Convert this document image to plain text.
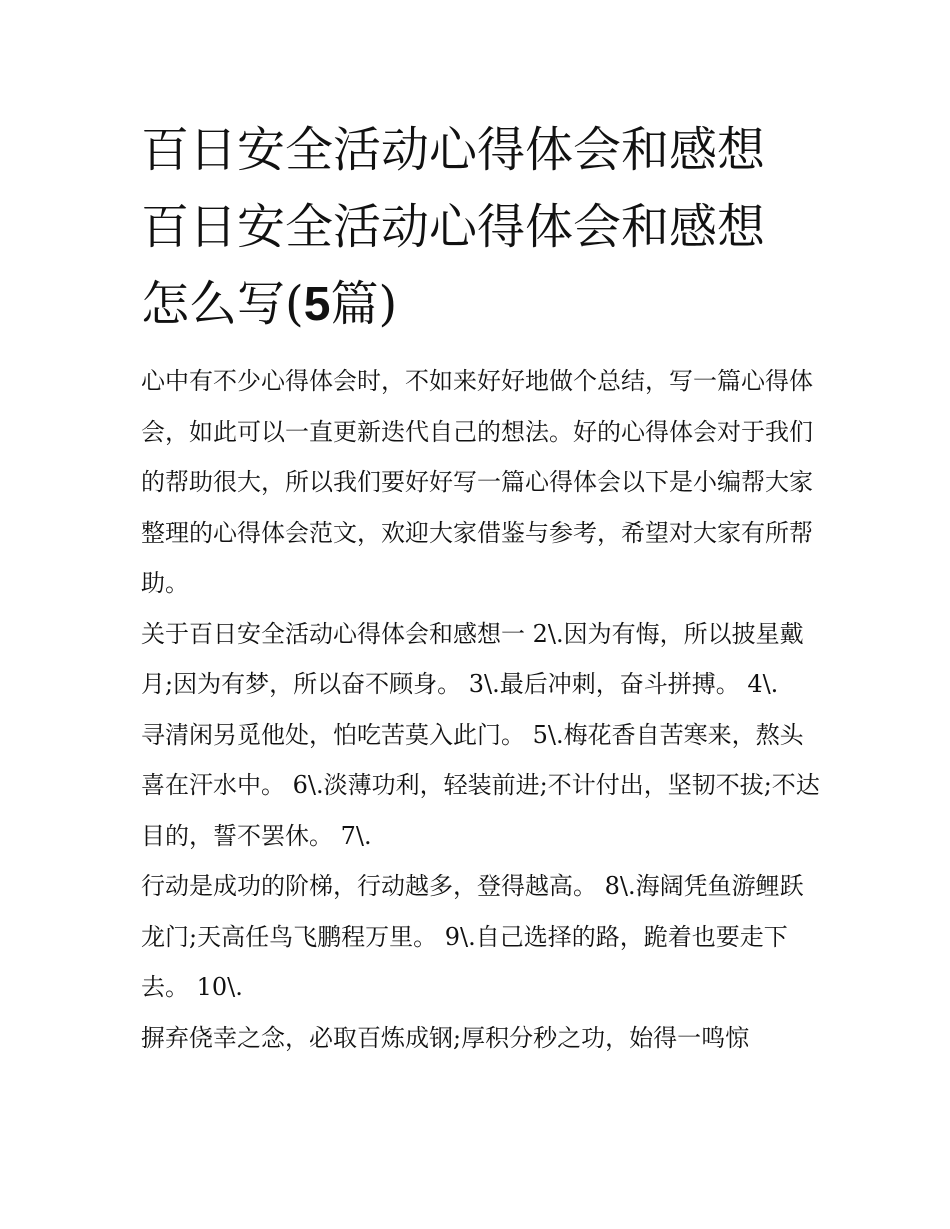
百日安全活动心得体会和感想
百日安全活动心得体会和感想
怎么写(5篇)

心中有不少心得体会时，不如来好好地做个总结，写一篇心得体会，如此可以一直更新迭代自己的想法。好的心得体会对于我们的帮助很大，所以我们要好好写一篇心得体会以下是小编帮大家整理的心得体会范文，欢迎大家借鉴与参考，希望对大家有所帮助。

关于百日安全活动心得体会和感想一 2\.因为有悔，所以披星戴月;因为有梦，所以奋不顾身。 3\.最后冲刺，奋斗拼搏。 4\.

寻清闲另觅他处，怕吃苦莫入此门。 5\.梅花香自苦寒来，熬头喜在汗水中。 6\.淡薄功利，轻装前进;不计付出，坚韧不拔;不达目的，誓不罢休。 7\.

行动是成功的阶梯，行动越多，登得越高。 8\.海阔凭鱼游鲤跃龙门;天高任鸟飞鹏程万里。 9\.自己选择的路，跪着也要走下去。 10\.

摒弃侥幸之念，必取百炼成钢;厚积分秒之功，始得一鸣惊
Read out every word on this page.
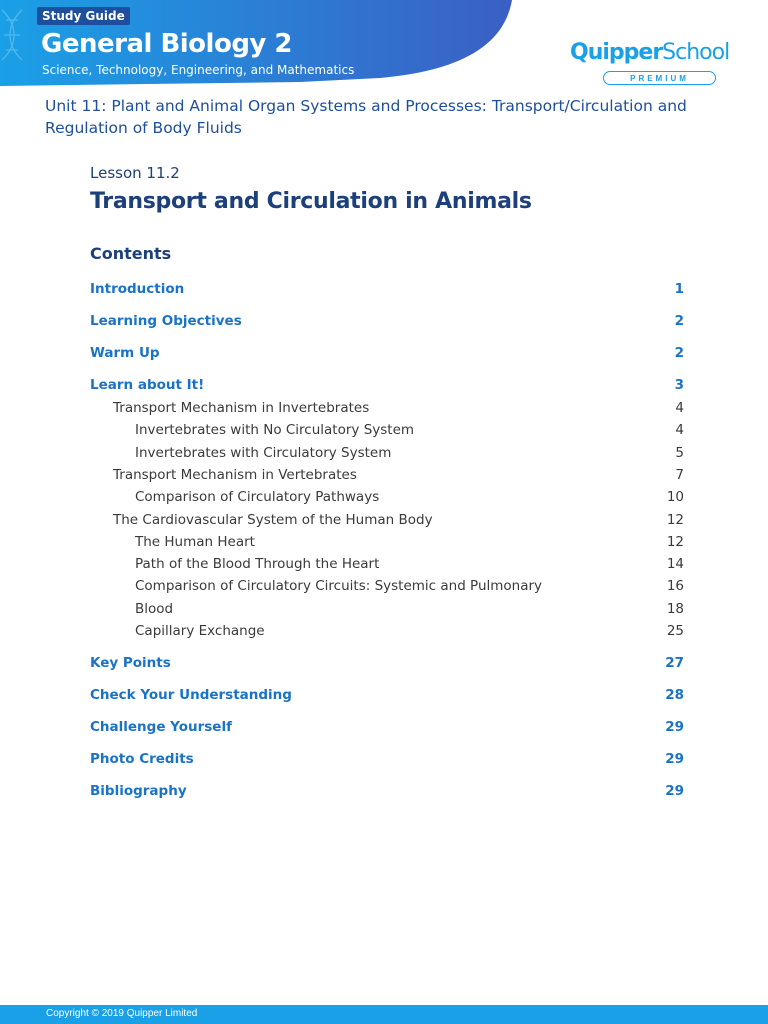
Study Guide
General Biology 2
Science, Technology, Engineering, and Mathematics
QuipperSchool
PREMIUM
Unit 11: Plant and Animal Organ Systems and Processes: Transport/Circulation and Regulation of Body Fluids
Lesson 11.2
Transport and Circulation in Animals
Contents
Introduction	1
Learning Objectives	2
Warm Up	2
Learn about It!	3
Transport Mechanism in Invertebrates	4
Invertebrates with No Circulatory System	4
Invertebrates with Circulatory System	5
Transport Mechanism in Vertebrates	7
Comparison of Circulatory Pathways	10
The Cardiovascular System of the Human Body	12
The Human Heart	12
Path of the Blood Through the Heart	14
Comparison of Circulatory Circuits: Systemic and Pulmonary	16
Blood	18
Capillary Exchange	25
Key Points	27
Check Your Understanding	28
Challenge Yourself	29
Photo Credits	29
Bibliography	29
Copyright © 2019 Quipper Limited
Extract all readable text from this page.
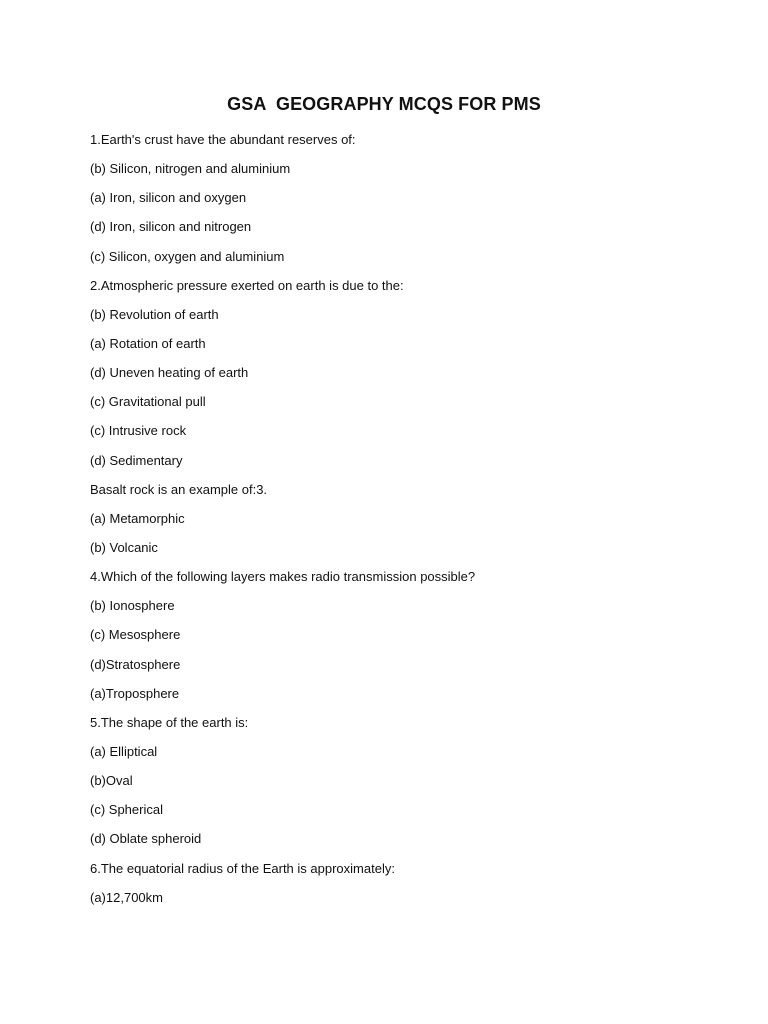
GSA  GEOGRAPHY MCQS FOR PMS
1.Earth's crust have the abundant reserves of:
(b) Silicon, nitrogen and aluminium
(a) Iron, silicon and oxygen
(d) Iron, silicon and nitrogen
(c) Silicon, oxygen and aluminium
2.Atmospheric pressure exerted on earth is due to the:
(b) Revolution of earth
(a) Rotation of earth
(d) Uneven heating of earth
(c) Gravitational pull
(c) Intrusive rock
(d) Sedimentary
Basalt rock is an example of:3.
(a) Metamorphic
(b) Volcanic
4.Which of the following layers makes radio transmission possible?
(b) Ionosphere
(c) Mesosphere
(d)Stratosphere
(a)Troposphere
5.The shape of the earth is:
(a) Elliptical
(b)Oval
(c) Spherical
(d) Oblate spheroid
6.The equatorial radius of the Earth is approximately:
(a)12,700km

- Task statement
Write out each line of the data that holds the string "Circulatory".

- Finished answer
Invertebrates with No Circulatory System	4
Invertebrates with Circulatory System	5
Comparison of Circulatory Pathways	10
Comparison of Circulatory Circuits: Systemic and Pulmonary	16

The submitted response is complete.